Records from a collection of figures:
----------------------------------------

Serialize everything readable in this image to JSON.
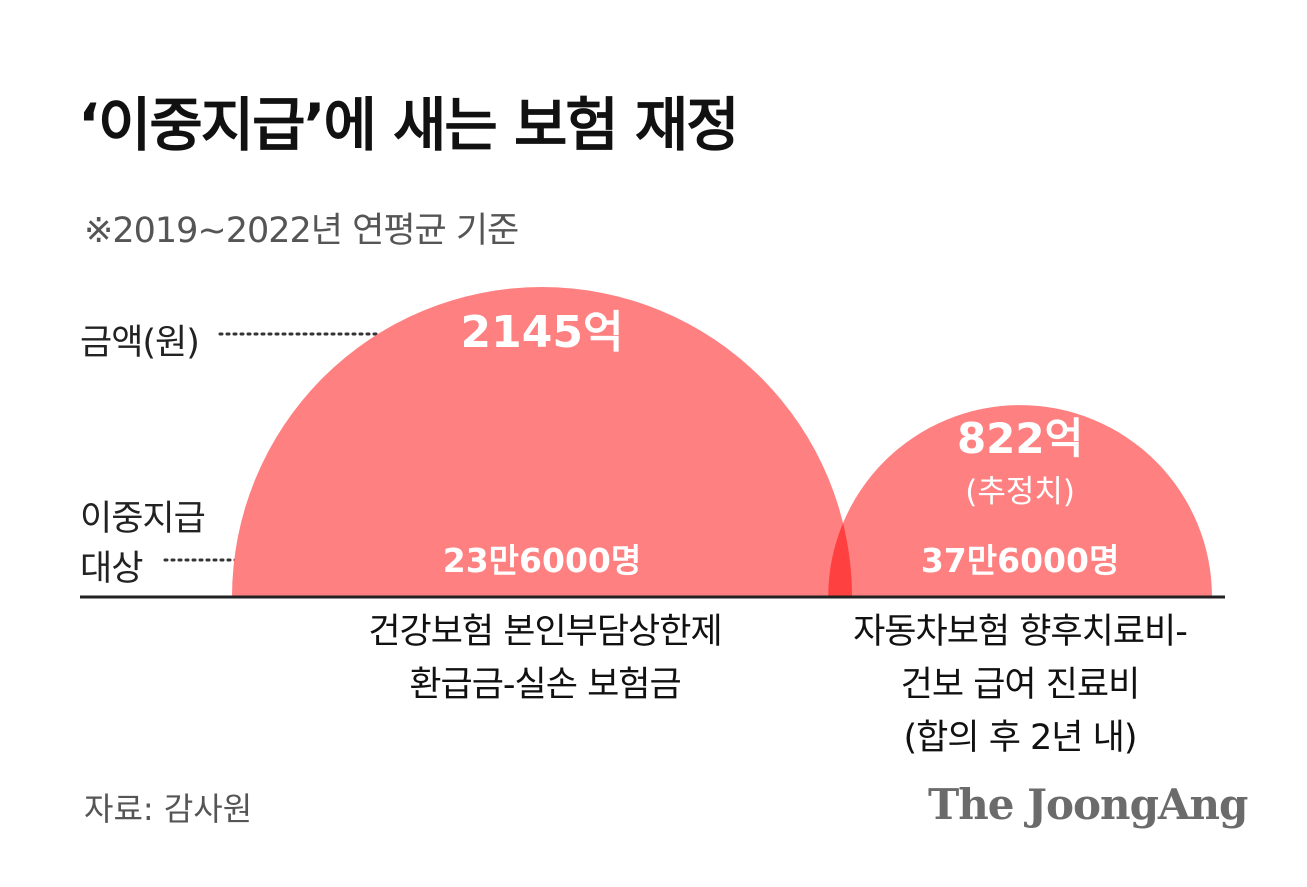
{
  "title": "‘이중지급’에 새는 보험 재정",
  "subtitle": "※2019~2022년 연평균 기준",
  "row_labels": {
    "amount": "금액(원)",
    "count_line1": "이중지급",
    "count_line2": "대상"
  },
  "colors": {
    "semicircle": "#ff8080",
    "overlap": "#ff4040",
    "baseline": "#222222",
    "leader": "#333333",
    "value_text": "#ffffff"
  },
  "chart_data": {
    "type": "semicircle-area",
    "series": [
      {
        "category_lines": [
          "건강보험 본인부담상한제",
          "환급금-실손 보험금"
        ],
        "amount": 2145,
        "amount_label": "2145억",
        "count": 236000,
        "count_label": "23만6000명"
      },
      {
        "category_lines": [
          "자동차보험 향후치료비-",
          "건보 급여 진료비",
          "(합의 후 2년 내)"
        ],
        "amount": 822,
        "amount_label": "822억",
        "amount_note": "(추정치)",
        "count": 376000,
        "count_label": "37만6000명"
      }
    ]
  },
  "source": "자료: 감사원",
  "brand": "The JoongAng"
}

----------------------------------------

● WHAT TO PRODUCE
Copy out all the data without changing anything, and drop the pictures.

● FINAL ANSWER
Serialize everything readable in this image to JSON.
{
  "title": "‘이중지급’에 새는 보험 재정",
  "subtitle": "※2019~2022년 연평균 기준",
  "row_labels": {
    "amount": "금액(원)",
    "count_line1": "이중지급",
    "count_line2": "대상"
  },
  "colors": {
    "semicircle": "#ff8080",
    "overlap": "#ff4040",
    "baseline": "#222222",
    "leader": "#333333",
    "value_text": "#ffffff"
  },
  "chart_data": {
    "type": "semicircle-area",
    "series": [
      {
        "category_lines": [
          "건강보험 본인부담상한제",
          "환급금-실손 보험금"
        ],
        "amount": 2145,
        "amount_label": "2145억",
        "count": 236000,
        "count_label": "23만6000명"
      },
      {
        "category_lines": [
          "자동차보험 향후치료비-",
          "건보 급여 진료비",
          "(합의 후 2년 내)"
        ],
        "amount": 822,
        "amount_label": "822억",
        "amount_note": "(추정치)",
        "count": 376000,
        "count_label": "37만6000명"
      }
    ]
  },
  "source": "자료: 감사원",
  "brand": "The JoongAng"
}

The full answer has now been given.